+++ THE RECORDS +++

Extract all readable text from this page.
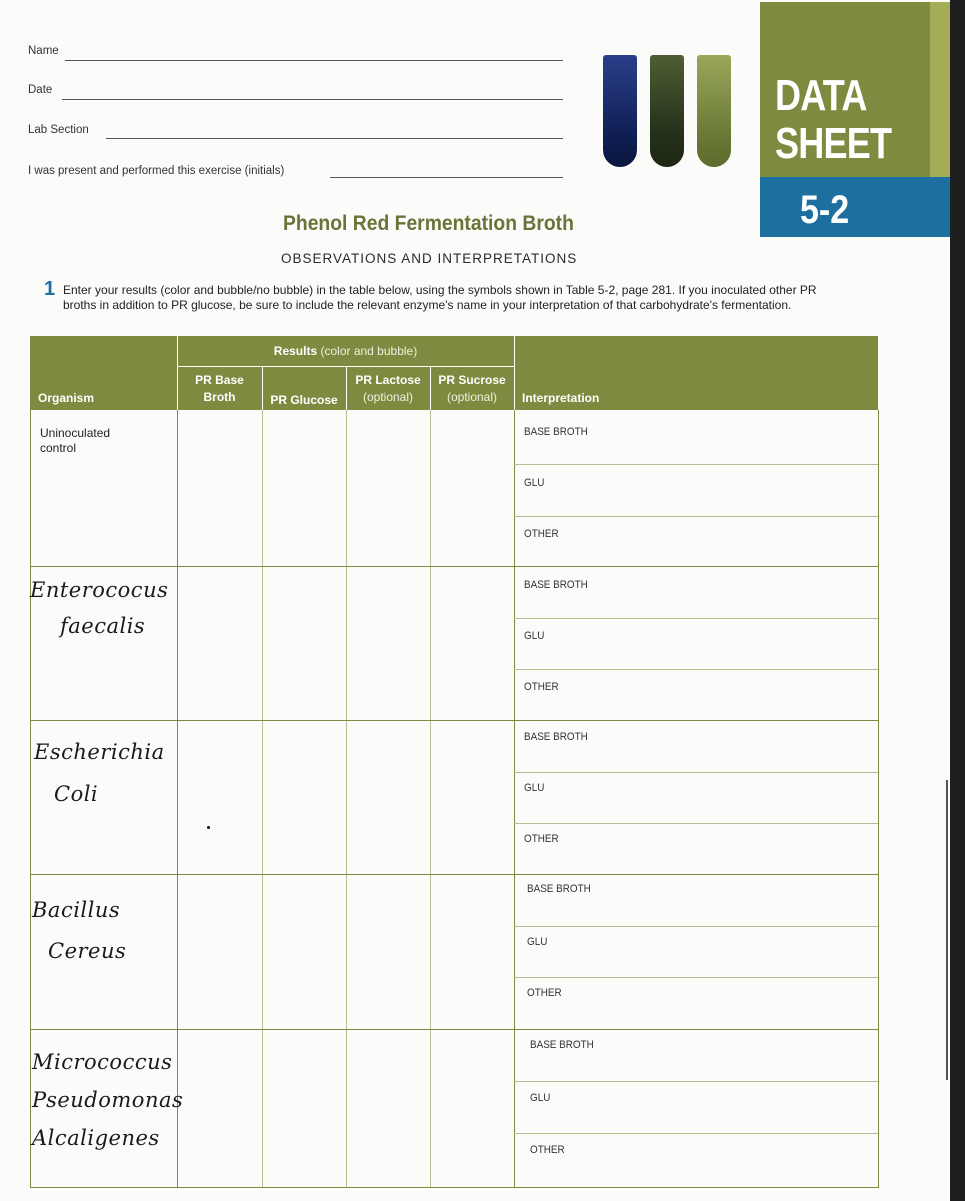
Name
Date
Lab Section
I was present and performed this exercise (initials)
DATA
SHEET
5-2
Phenol Red Fermentation Broth
OBSERVATIONS AND INTERPRETATIONS
1 Enter your results (color and bubble/no bubble) in the table below, using the symbols shown in Table 5-2, page 281. If you inoculated other PR broths in addition to PR glucose, be sure to include the relevant enzyme's name in your interpretation of that carbohydrate's fermentation.
Results (color and bubble)
Organism
PR Base
Broth	PR Glucose
PR Lactose
(optional)
PR Sucrose
(optional)	Interpretation
Uninoculated
control
BASE BROTH
GLU
OTHER
Enterococus
faecalis
BASE BROTH
GLU
OTHER
Escherichia
Coli
BASE BROTH
GLU
OTHER
Bacillus
Cereus
BASE BROTH
GLU
OTHER
Micrococcus
Pseudomonas
Alcaligenes
BASE BROTH
GLU
OTHER
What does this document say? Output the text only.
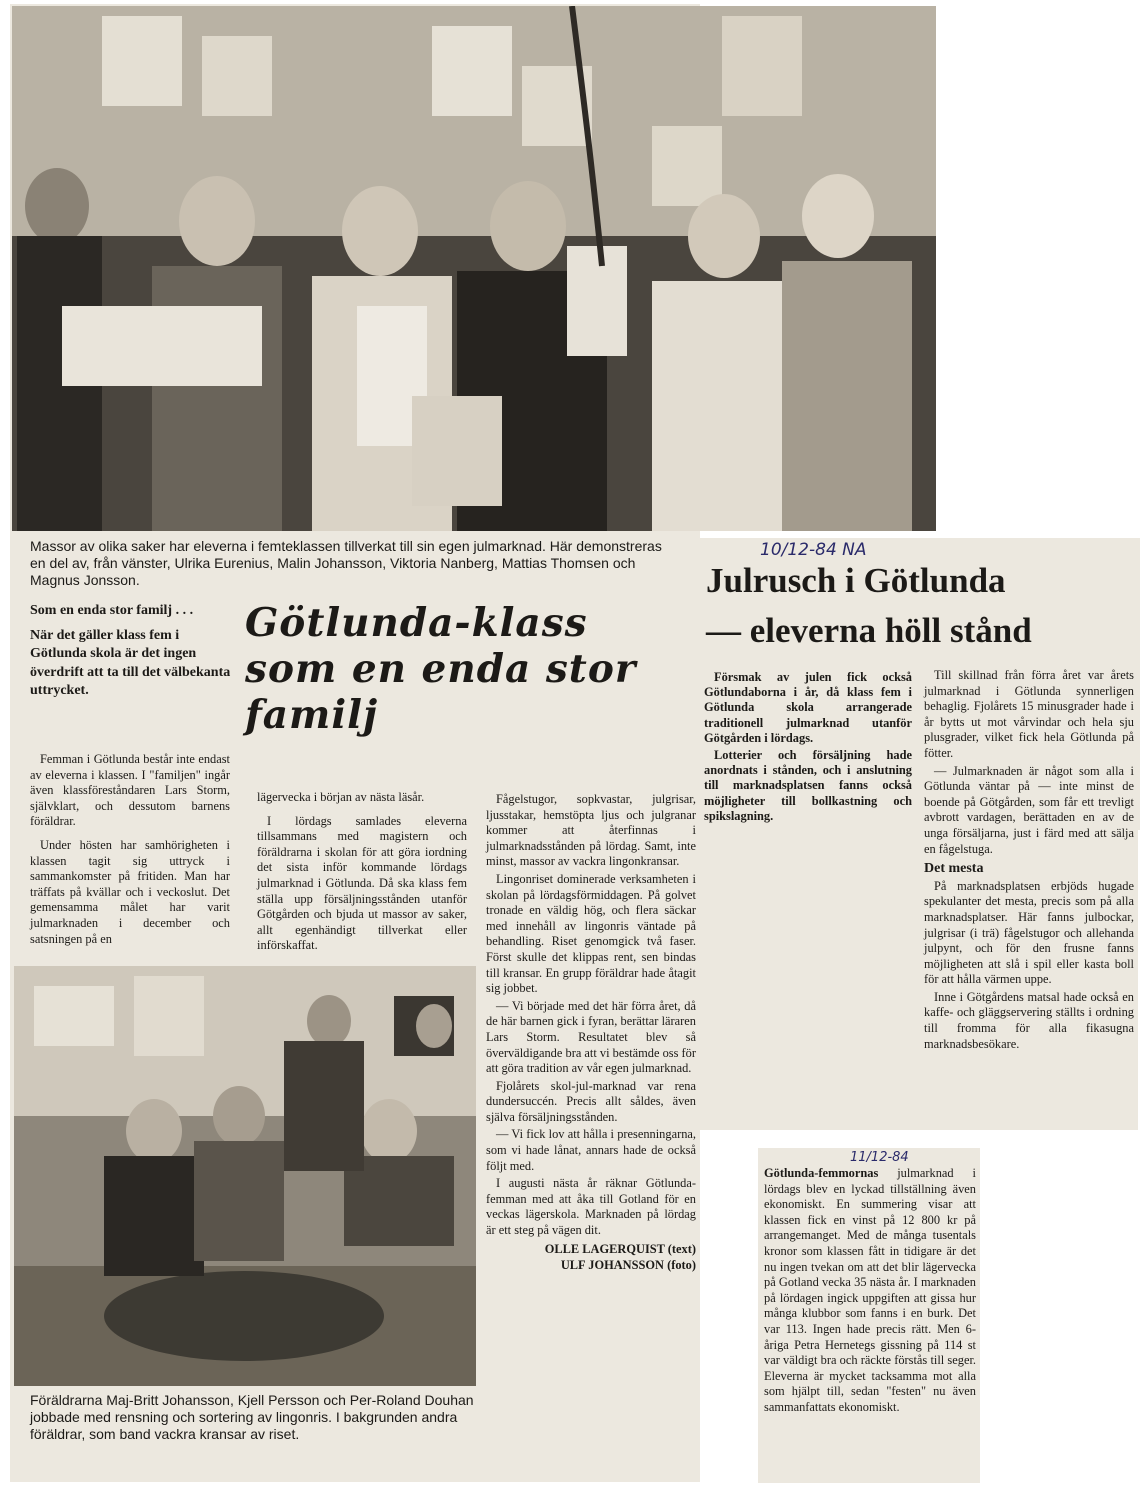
Massor av olika saker har eleverna i femteklassen tillverkat till sin egen julmarknad. Här demonstreras en del av, från vänster, Ulrika Eurenius, Malin Johansson, Viktoria Nanberg, Mattias Thomsen och Magnus Jonsson.

Som en enda stor familj . . .

När det gäller klass fem i Götlunda skola är det ingen överdrift att ta till det välbekanta uttrycket.

Götlunda-klass som en enda stor familj

Femman i Götlunda består inte endast av eleverna i klassen. I "familjen" ingår även klassföreståndaren Lars Storm, självklart, och dessutom barnens föräldrar.

Under hösten har samhörigheten i klassen tagit sig uttryck i sammankomster på fritiden. Man har träffats på kvällar och i veckoslut. Det gemensamma målet har varit julmarknaden i december och satsningen på en

lägervecka i början av nästa läsår.

I lördags samlades eleverna tillsammans med magistern och föräldrarna i skolan för att göra iordning det sista inför kommande lördags julmarknad i Götlunda. Då ska klass fem ställa upp försäljningsstånden utanför Götgården och bjuda ut massor av saker, allt egenhändigt tillverkat eller införskaffat.

Fågelstugor, sopkvastar, julgrisar, ljusstakar, hemstöpta ljus och julgranar kommer att återfinnas i julmarknadsstånden på lördag. Samt, inte minst, massor av vackra lingonkransar.

Lingonriset dominerade verksamheten i skolan på lördagsförmiddagen. På golvet tronade en väldig hög, och flera säckar med innehåll av lingonris väntade på behandling. Riset genomgick två faser. Först skulle det klippas rent, sen bindas till kransar. En grupp föräldrar hade åtagit sig jobbet.

— Vi började med det här förra året, då de här barnen gick i fyran, berättar läraren Lars Storm. Resultatet blev så överväldigande bra att vi bestämde oss för att göra tradition av vår egen julmarknad.

Fjolårets skol-jul-marknad var rena dundersuccén. Precis allt såldes, även själva försäljningsstånden.

— Vi fick lov att hålla i presenningarna, som vi hade lånat, annars hade de också följt med.

I augusti nästa år räknar Götlunda-femman med att åka till Gotland för en veckas lägerskola. Marknaden på lördag är ett steg på vägen dit.

OLLE LAGERQUIST (text)
ULF JOHANSSON (foto)
Föräldrarna Maj-Britt Johansson, Kjell Persson och Per-Roland Douhan jobbade med rensning och sortering av lingonris. I bakgrunden andra föräldrar, som band vackra kransar av riset.
10/12-84 NA
Julrusch i Götlunda
— eleverna höll stånd

Försmak av julen fick också Götlundaborna i år, då klass fem i Götlunda skola arrangerade traditionell julmarknad utanför Götgården i lördags.

Lotterier och försäljning hade anordnats i stånden, och i anslutning till marknadsplatsen fanns också möjligheter till bollkastning och spikslagning.

Till skillnad från förra året var årets julmarknad i Götlunda synnerligen behaglig. Fjolårets 15 minusgrader hade i år bytts ut mot vårvindar och hela sju plusgrader, vilket fick hela Götlunda på fötter.

— Julmarknaden är något som alla i Götlunda väntar på — inte minst de boende på Götgården, som får ett trevligt avbrott vardagen, berättaden en av de unga försäljarna, just i färd med att sälja en fågelstuga.

Det mesta

På marknadsplatsen erbjöds hugade spekulanter det mesta, precis som på alla marknadsplatser. Här fanns julbockar, julgrisar (i trä) fågelstugor och allehanda julpynt, och för den frusne fanns möjligheten att slå i spil eller kasta boll för att hålla värmen uppe.

Inne i Götgårdens matsal hade också en kaffe- och gläggservering ställts i ordning till fromma för alla fikasugna marknadsbesökare.

11/12-84

Götlunda-femmornas julmarknad i lördags blev en lyckad tillställning även ekonomiskt. En summering visar att klassen fick en vinst på 12 800 kr på arrangemanget. Med de många tusentals kronor som klassen fått in tidigare är det nu ingen tvekan om att det blir lägervecka på Gotland vecka 35 nästa år. I marknaden på lördagen ingick uppgiften att gissa hur många klubbor som fanns i en burk. Det var 113. Ingen hade precis rätt. Men 6-åriga Petra Hernetegs gissning på 114 st var väldigt bra och räckte förstås till seger. Eleverna är mycket tacksamma mot alla som hjälpt till, sedan "festen" nu även sammanfattats ekonomiskt.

+++

Restate every line above word for word. Do not carry over the images.

Extract all readable text from this page.
Name
Date
Lab Section
I was present and performed this exercise (initials)
DATA
SHEET
5-2
Phenol Red Fermentation Broth
OBSERVATIONS AND INTERPRETATIONS
1 Enter your results (color and bubble/no bubble) in the table below, using the symbols shown in Table 5-2, page 281. If you inoculated other PR broths in addition to PR glucose, be sure to include the relevant enzyme's name in your interpretation of that carbohydrate's fermentation.
Results (color and bubble)
Organism
PR Base
Broth	PR Glucose
PR Lactose
(optional)
PR Sucrose
(optional)	Interpretation
Uninoculated
control
BASE BROTH
GLU
OTHER
Enterococus
faecalis
BASE BROTH
GLU
OTHER
Escherichia
Coli
BASE BROTH
GLU
OTHER
Bacillus
Cereus
BASE BROTH
GLU
OTHER
Micrococcus
Pseudomonas
Alcaligenes
BASE BROTH
GLU
OTHER
What does this document say? Output the text only.
Massor av olika saker har eleverna i femteklassen tillverkat till sin egen julmarknad. Här demonstreras en del av, från vänster, Ulrika Eurenius, Malin Johansson, Viktoria Nanberg, Mattias Thomsen och Magnus Jonsson.

Som en enda stor familj . . .

När det gäller klass fem i Götlunda skola är det ingen överdrift att ta till det välbekanta uttrycket.

Götlunda-klass som en enda stor familj

Femman i Götlunda består inte endast av eleverna i klassen. I "familjen" ingår även klassföreståndaren Lars Storm, självklart, och dessutom barnens föräldrar.

Under hösten har samhörigheten i klassen tagit sig uttryck i sammankomster på fritiden. Man har träffats på kvällar och i veckoslut. Det gemensamma målet har varit julmarknaden i december och satsningen på en

lägervecka i början av nästa läsår.

I lördags samlades eleverna tillsammans med magistern och föräldrarna i skolan för att göra iordning det sista inför kommande lördags julmarknad i Götlunda. Då ska klass fem ställa upp försäljningsstånden utanför Götgården och bjuda ut massor av saker, allt egenhändigt tillverkat eller införskaffat.

Fågelstugor, sopkvastar, julgrisar, ljusstakar, hemstöpta ljus och julgranar kommer att återfinnas i julmarknadsstånden på lördag. Samt, inte minst, massor av vackra lingonkransar.

Lingonriset dominerade verksamheten i skolan på lördagsförmiddagen. På golvet tronade en väldig hög, och flera säckar med innehåll av lingonris väntade på behandling. Riset genomgick två faser. Först skulle det klippas rent, sen bindas till kransar. En grupp föräldrar hade åtagit sig jobbet.

— Vi började med det här förra året, då de här barnen gick i fyran, berättar läraren Lars Storm. Resultatet blev så överväldigande bra att vi bestämde oss för att göra tradition av vår egen julmarknad.

Fjolårets skol-jul-marknad var rena dundersuccén. Precis allt såldes, även själva försäljningsstånden.

— Vi fick lov att hålla i presenningarna, som vi hade lånat, annars hade de också följt med.

I augusti nästa år räknar Götlunda-femman med att åka till Gotland för en veckas lägerskola. Marknaden på lördag är ett steg på vägen dit.

OLLE LAGERQUIST (text)
ULF JOHANSSON (foto)
Föräldrarna Maj-Britt Johansson, Kjell Persson och Per-Roland Douhan jobbade med rensning och sortering av lingonris. I bakgrunden andra föräldrar, som band vackra kransar av riset.
10/12-84 NA
Julrusch i Götlunda
— eleverna höll stånd

Försmak av julen fick också Götlundaborna i år, då klass fem i Götlunda skola arrangerade traditionell julmarknad utanför Götgården i lördags.

Lotterier och försäljning hade anordnats i stånden, och i anslutning till marknadsplatsen fanns också möjligheter till bollkastning och spikslagning.

Till skillnad från förra året var årets julmarknad i Götlunda synnerligen behaglig. Fjolårets 15 minusgrader hade i år bytts ut mot vårvindar och hela sju plusgrader, vilket fick hela Götlunda på fötter.

— Julmarknaden är något som alla i Götlunda väntar på — inte minst de boende på Götgården, som får ett trevligt avbrott vardagen, berättaden en av de unga försäljarna, just i färd med att sälja en fågelstuga.

Det mesta

På marknadsplatsen erbjöds hugade spekulanter det mesta, precis som på alla marknadsplatser. Här fanns julbockar, julgrisar (i trä) fågelstugor och allehanda julpynt, och för den frusne fanns möjligheten att slå i spil eller kasta boll för att hålla värmen uppe.

Inne i Götgårdens matsal hade också en kaffe- och gläggservering ställts i ordning till fromma för alla fikasugna marknadsbesökare.

11/12-84

Götlunda-femmornas julmarknad i lördags blev en lyckad tillställning även ekonomiskt. En summering visar att klassen fick en vinst på 12 800 kr på arrangemanget. Med de många tusentals kronor som klassen fått in tidigare är det nu ingen tvekan om att det blir lägervecka på Gotland vecka 35 nästa år. I marknaden på lördagen ingick uppgiften att gissa hur många klubbor som fanns i en burk. Det var 113. Ingen hade precis rätt. Men 6-åriga Petra Hernetegs gissning på 114 st var väldigt bra och räckte förstås till seger. Eleverna är mycket tacksamma mot alla som hjälpt till, sedan "festen" nu även sammanfattats ekonomiskt.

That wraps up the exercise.